TEXTE »
------------------------------

C'est un conte pyrénéen
« Où reparaît la Reine Pédauque »
Il n’y a guère que deux siècles qu’on se préoccupe de l’origine des contes... on sait que la même fable se retrouve à l’infini à travers le monde et je n’en citerai qu’un exemple, tiré du beau livre que voici : « L’Aventure de Jeans de l’Ours », recueillie par Gaston Maugard, à Nébias, dans l’Aude. J’en rapproche le début –l’enlèvement d’une gracieuse jeune fille par l’ours qui en est épris –d’une étude captivante sur Bear Mother (Maman l’Ourse), publiée avec les reproductions des admirables Totems indiens, provenant des Montagnes Rocheuses (1), par ce parfait connaisseur du folklore américain, le docteur Marius Barbeau, directeur du Musée national du Canada, honneur de la science canadienne française (2).
C’est au grand siècle, on le sait, que commença la vogue mondaine des contes, lorsqu’en janvier 1697, Charles Perrault publia ses petits écrits alertes, d’une bonhomie peut-être un peu godronnée, et cependant charmants, les Contes de la mère l’Oie.
Dès lors, la belle société raffola des fées et des lutins, voire des géants et des ogresses. Les dames se piquaient de « mitonner », c’est-à-dire de réciter à tour de rôle, dans les salons littéraires, quelque joli conte du temps passé, dont quelque brave nourrice avait bercé leur petite enfance.
L’une d’elles, Mlle Lhéritier de Villandon, non contente de « mitonner », se piqua d’écrire d’agréable nouvelles, celle entre autres des Aventures de Finette, l’adroite princesse.
Et les rivales ne manquèrent point : la comtesse de Murat, la comtesse d’Aulnoy – la plus méchante des fées –Mlle de la Force, Mme d’Auneuil... C’étaient encore les beaux jours de l’Europe française et cet engouement de la Cour et de la Ville eut tôt fait de franchir nos frontières.
Des enquêteurs, avides de savoir, parcoururent les campagnes et notèrent les simples et merveilleux récits des paysans. On s’aperçut alors que les contes recueillis aux quatre coins du monde avaient entre eux un véritable air de famille, et ce fut l’origine des recherches des frères Grimm, de Max Müller, d’Angelo de Gubernatis et de Lang. Depuis, l’étude des contes est devenue l’une des branches les plus opulentes de ce bel arbre des traditions populaires, le folklore.
Qui sait cependant si les maîtres-mots sur ce thème vénérable et toujours jeune n’ont pas été prononcés, dans son Dialogue sur les Contes de fées, par Anatole France. De fait, la Mère l’Oie ne cessa jamais de le hanter et l’on ne doit pas être surpris si M Bergeret plaça l’un de ses meilleurs récits sous le signe de la Reine Pédauque.

------------------------------

CONSIGNES »
1/ Recopiez fidèlement le passage du texte sur les contes qui commence aux mots « Dès lors, la » et se termine après « Finette, l’adroite princesse. ».
2/ Répondez à ces questions sur le texte consacré aux contes :
(a) En quelle année Charles Perrault publia-t-il les Contes de la mère l'Oie ?
(b) Qui a recueilli « L'Aventure de Jeans de l'Ours » ?
(c) Dans quel ouvrage Anatole France aurait-il prononcé les maîtres-mots sur ce thème ?

LISTE DES ENTRÉES »
------------------------------

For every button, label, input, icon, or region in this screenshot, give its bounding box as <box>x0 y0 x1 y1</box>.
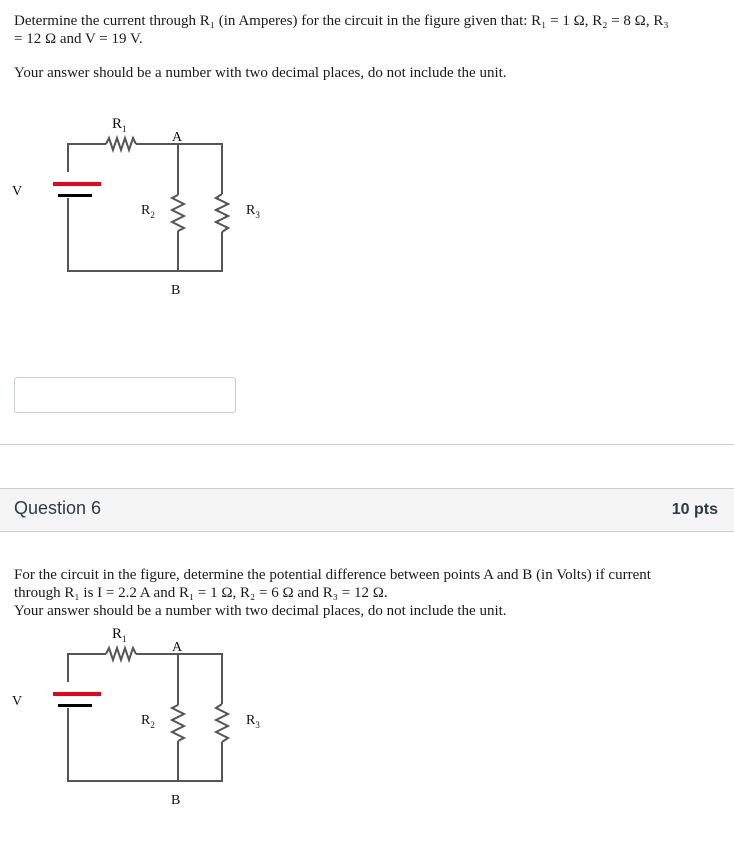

------------------------------

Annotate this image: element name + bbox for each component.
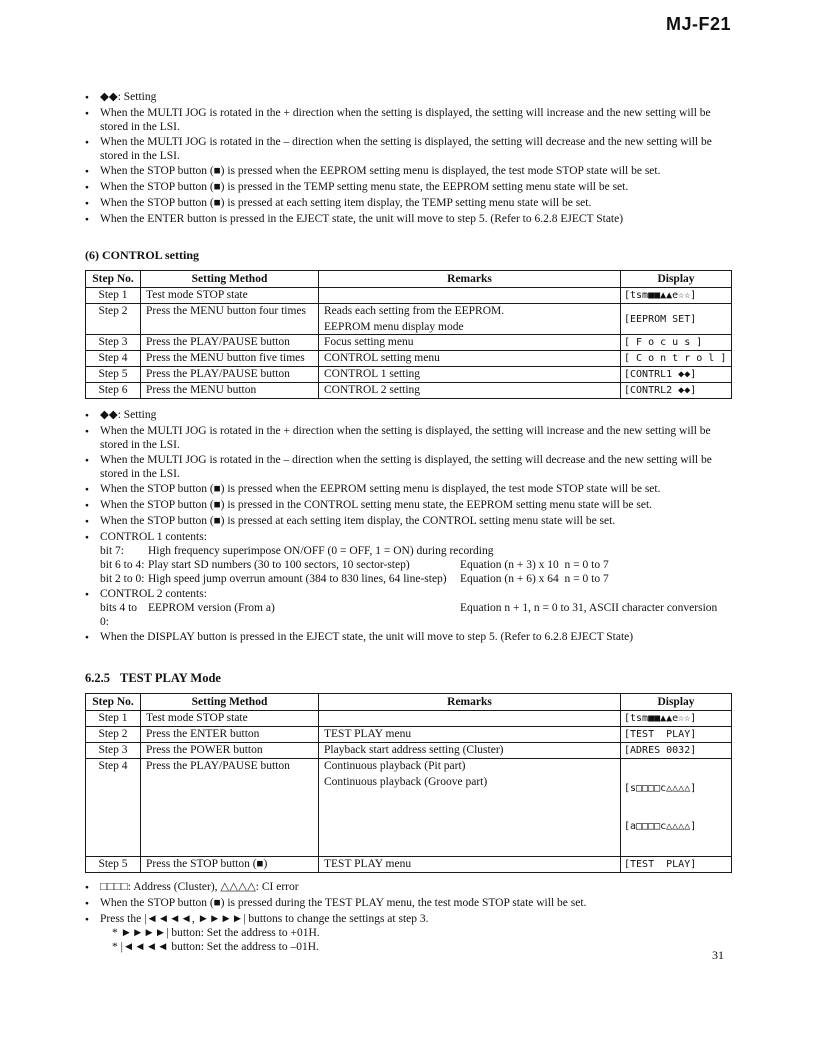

------------------------------

RÉPONSES »
1/
Dès lors, la belle société raffola des fées et des lutins, voire des géants et des ogresses. Les dames se piquaient de « mitonner », c’est-à-dire de réciter à tour de rôle, dans les salons littéraires, quelque joli conte du temps passé, dont quelque brave nourrice avait bercé leur petite enfance.
L’une d’elles, Mlle Lhéritier de Villandon, non contente de « mitonner », se piqua d’écrire d’agréable nouvelles, celle entre autres des Aventures de Finette, l’adroite princesse.

2/
(a) En 1697, au mois de janvier.
(b) Gaston Maugard, à Nébias, dans l'Aude.
(c) Dans son Dialogue sur les Contes de fées.